## REQUIREMENT
Pick out the lines containing "page".

## DATA FOR THIS TASK
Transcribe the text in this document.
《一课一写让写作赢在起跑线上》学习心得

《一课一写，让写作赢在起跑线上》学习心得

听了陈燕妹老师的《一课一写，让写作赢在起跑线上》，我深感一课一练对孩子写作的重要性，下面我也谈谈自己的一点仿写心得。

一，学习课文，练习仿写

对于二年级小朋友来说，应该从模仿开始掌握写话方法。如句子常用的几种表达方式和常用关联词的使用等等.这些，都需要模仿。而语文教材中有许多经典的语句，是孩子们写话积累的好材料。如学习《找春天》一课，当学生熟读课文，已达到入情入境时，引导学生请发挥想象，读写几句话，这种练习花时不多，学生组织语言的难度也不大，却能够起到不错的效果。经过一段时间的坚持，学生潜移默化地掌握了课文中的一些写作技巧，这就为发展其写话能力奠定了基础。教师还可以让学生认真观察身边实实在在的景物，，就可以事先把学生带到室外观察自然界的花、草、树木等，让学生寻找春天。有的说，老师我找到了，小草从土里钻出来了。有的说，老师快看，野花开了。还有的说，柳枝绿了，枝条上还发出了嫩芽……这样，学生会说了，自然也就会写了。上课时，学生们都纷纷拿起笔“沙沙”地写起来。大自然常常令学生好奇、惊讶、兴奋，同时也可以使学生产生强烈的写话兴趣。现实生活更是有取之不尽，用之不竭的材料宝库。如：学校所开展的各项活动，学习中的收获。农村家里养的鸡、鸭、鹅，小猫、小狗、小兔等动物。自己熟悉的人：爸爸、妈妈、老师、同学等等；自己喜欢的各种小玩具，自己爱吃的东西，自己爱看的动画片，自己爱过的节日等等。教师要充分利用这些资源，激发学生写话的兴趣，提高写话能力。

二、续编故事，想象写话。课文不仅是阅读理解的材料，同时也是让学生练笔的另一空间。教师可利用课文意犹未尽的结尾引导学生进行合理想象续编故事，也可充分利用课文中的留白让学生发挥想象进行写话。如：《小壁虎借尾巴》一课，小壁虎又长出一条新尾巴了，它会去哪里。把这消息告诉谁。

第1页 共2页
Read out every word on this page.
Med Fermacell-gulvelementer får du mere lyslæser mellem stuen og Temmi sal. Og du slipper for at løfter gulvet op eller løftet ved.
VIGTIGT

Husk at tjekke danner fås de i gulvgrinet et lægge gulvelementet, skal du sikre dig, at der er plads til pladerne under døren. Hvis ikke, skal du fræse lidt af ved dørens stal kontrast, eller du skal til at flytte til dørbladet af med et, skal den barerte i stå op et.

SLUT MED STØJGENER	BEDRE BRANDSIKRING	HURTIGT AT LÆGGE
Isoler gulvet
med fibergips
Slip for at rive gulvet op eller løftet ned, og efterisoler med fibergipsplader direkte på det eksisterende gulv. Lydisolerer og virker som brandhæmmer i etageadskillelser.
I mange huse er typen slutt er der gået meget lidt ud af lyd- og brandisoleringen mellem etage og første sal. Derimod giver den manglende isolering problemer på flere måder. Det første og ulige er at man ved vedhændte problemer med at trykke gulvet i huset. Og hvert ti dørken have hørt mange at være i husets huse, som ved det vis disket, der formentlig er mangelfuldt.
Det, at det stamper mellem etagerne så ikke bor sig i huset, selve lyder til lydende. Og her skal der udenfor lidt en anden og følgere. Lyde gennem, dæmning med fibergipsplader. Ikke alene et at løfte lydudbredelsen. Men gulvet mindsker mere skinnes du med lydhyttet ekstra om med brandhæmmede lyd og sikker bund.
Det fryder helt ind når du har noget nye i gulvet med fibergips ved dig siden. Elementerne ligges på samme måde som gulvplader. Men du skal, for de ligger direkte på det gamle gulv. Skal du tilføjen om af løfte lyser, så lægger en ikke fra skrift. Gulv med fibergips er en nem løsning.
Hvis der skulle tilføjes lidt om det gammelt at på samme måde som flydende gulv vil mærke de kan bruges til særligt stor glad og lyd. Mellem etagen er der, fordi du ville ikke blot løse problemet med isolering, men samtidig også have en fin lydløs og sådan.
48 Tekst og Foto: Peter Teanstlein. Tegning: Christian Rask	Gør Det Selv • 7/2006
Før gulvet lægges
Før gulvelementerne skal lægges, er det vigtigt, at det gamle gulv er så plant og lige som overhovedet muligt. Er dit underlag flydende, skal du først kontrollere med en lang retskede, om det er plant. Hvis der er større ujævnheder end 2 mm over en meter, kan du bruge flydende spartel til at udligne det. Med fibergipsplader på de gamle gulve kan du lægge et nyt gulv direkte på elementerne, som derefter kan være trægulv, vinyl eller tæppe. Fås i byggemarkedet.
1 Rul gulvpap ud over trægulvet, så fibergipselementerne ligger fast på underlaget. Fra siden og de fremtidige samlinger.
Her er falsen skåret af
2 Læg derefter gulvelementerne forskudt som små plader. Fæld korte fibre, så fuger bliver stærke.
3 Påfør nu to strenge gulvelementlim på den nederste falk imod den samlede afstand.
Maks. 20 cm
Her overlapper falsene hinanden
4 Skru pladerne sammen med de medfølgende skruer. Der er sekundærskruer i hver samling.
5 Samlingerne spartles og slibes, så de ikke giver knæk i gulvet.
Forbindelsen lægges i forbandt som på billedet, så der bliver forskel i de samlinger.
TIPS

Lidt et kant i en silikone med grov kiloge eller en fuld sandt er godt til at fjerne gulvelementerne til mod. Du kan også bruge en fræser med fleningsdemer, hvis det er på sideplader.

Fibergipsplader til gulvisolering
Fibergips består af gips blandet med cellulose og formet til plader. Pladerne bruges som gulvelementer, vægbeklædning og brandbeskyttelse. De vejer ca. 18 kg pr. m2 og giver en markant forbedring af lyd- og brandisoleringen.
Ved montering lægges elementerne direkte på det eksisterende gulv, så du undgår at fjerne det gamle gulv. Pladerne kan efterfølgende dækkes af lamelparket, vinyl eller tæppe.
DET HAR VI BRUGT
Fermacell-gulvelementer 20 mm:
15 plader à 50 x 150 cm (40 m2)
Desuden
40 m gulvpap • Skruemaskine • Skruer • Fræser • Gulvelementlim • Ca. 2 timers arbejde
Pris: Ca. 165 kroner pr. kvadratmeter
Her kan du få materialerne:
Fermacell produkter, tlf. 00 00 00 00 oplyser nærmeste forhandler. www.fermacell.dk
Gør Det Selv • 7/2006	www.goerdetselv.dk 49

* * *

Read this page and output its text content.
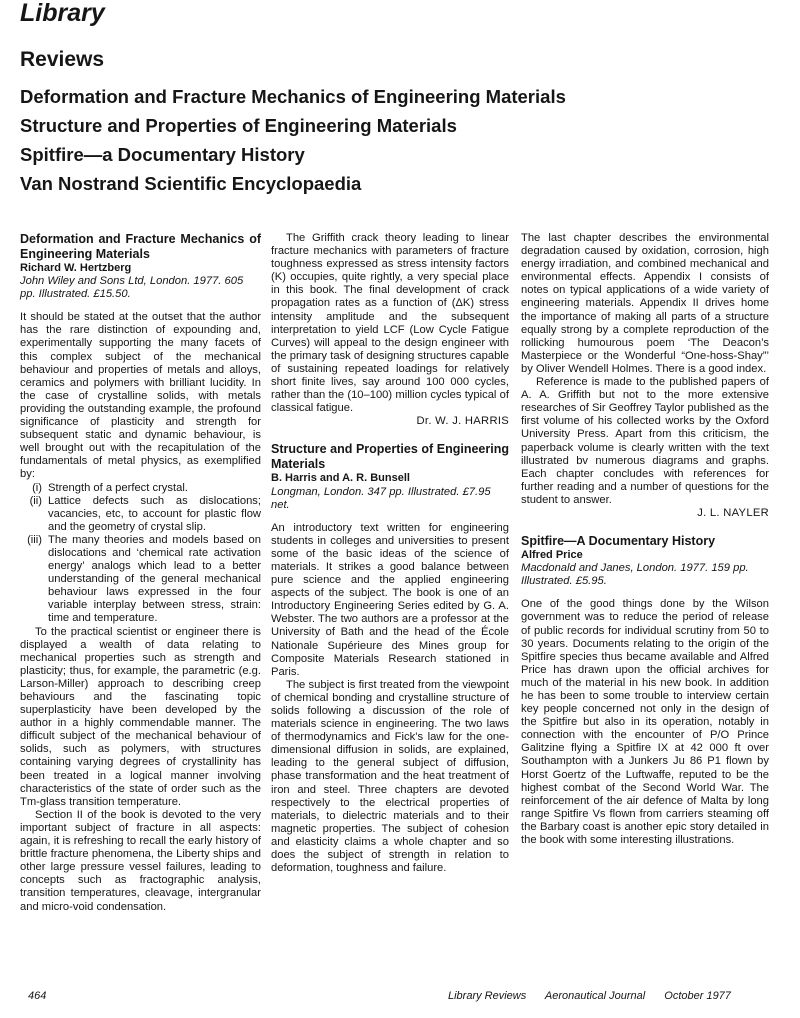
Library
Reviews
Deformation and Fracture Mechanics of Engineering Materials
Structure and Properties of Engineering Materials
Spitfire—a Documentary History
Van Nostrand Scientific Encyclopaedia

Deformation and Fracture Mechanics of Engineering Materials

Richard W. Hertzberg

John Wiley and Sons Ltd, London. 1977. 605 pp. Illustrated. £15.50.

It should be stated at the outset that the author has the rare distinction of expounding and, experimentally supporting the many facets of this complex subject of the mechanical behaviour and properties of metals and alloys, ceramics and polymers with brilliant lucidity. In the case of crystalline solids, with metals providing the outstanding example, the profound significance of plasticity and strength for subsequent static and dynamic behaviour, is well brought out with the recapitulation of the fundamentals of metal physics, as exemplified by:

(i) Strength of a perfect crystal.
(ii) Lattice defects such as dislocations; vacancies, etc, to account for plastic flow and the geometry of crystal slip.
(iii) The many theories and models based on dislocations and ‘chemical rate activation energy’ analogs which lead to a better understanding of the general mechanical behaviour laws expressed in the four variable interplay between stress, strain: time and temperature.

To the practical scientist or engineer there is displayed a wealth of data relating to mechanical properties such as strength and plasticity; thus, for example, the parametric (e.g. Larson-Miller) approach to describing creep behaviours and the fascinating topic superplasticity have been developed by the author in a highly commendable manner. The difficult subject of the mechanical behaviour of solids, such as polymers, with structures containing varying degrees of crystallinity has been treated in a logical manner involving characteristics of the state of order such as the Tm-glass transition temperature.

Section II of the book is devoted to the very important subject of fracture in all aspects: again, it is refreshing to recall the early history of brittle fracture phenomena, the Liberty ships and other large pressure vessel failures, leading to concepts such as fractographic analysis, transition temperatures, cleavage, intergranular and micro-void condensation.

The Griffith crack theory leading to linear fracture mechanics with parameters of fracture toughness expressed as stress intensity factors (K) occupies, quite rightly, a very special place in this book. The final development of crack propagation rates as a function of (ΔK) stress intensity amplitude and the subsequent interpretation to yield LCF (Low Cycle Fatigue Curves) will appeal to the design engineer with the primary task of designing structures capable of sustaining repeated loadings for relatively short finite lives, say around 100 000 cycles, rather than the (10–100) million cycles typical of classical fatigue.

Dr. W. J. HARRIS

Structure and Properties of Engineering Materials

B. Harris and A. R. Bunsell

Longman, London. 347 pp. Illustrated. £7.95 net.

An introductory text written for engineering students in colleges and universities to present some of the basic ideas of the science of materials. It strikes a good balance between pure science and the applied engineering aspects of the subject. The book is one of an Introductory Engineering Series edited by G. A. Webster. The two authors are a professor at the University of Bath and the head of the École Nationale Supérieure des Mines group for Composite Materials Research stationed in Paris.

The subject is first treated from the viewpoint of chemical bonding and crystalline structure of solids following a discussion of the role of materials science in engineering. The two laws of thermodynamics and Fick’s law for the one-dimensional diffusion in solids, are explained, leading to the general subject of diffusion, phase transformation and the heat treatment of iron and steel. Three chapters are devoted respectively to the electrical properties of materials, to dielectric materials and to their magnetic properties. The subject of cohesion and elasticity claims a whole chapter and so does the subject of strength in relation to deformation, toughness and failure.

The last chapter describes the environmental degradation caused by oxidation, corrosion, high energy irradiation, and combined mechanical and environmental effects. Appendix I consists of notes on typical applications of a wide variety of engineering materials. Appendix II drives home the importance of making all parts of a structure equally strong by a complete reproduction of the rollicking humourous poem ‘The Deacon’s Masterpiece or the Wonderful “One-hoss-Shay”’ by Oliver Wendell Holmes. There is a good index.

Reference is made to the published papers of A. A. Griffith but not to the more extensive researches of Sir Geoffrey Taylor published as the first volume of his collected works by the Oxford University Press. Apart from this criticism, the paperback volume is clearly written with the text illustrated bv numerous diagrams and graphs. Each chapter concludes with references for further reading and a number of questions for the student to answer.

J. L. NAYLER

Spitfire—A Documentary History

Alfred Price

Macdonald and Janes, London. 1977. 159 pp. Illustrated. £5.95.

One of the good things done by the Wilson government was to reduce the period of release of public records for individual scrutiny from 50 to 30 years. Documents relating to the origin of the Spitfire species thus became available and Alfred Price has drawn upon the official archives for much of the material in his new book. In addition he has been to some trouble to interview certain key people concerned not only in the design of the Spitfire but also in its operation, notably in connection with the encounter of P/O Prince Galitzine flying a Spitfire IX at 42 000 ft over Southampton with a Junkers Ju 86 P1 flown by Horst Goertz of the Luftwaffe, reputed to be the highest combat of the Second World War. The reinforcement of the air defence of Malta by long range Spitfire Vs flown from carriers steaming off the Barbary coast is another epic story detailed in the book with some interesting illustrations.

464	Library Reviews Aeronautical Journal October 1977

## SOLVED PROBLEM
Read out every word on this page.
Read this page and output its text content.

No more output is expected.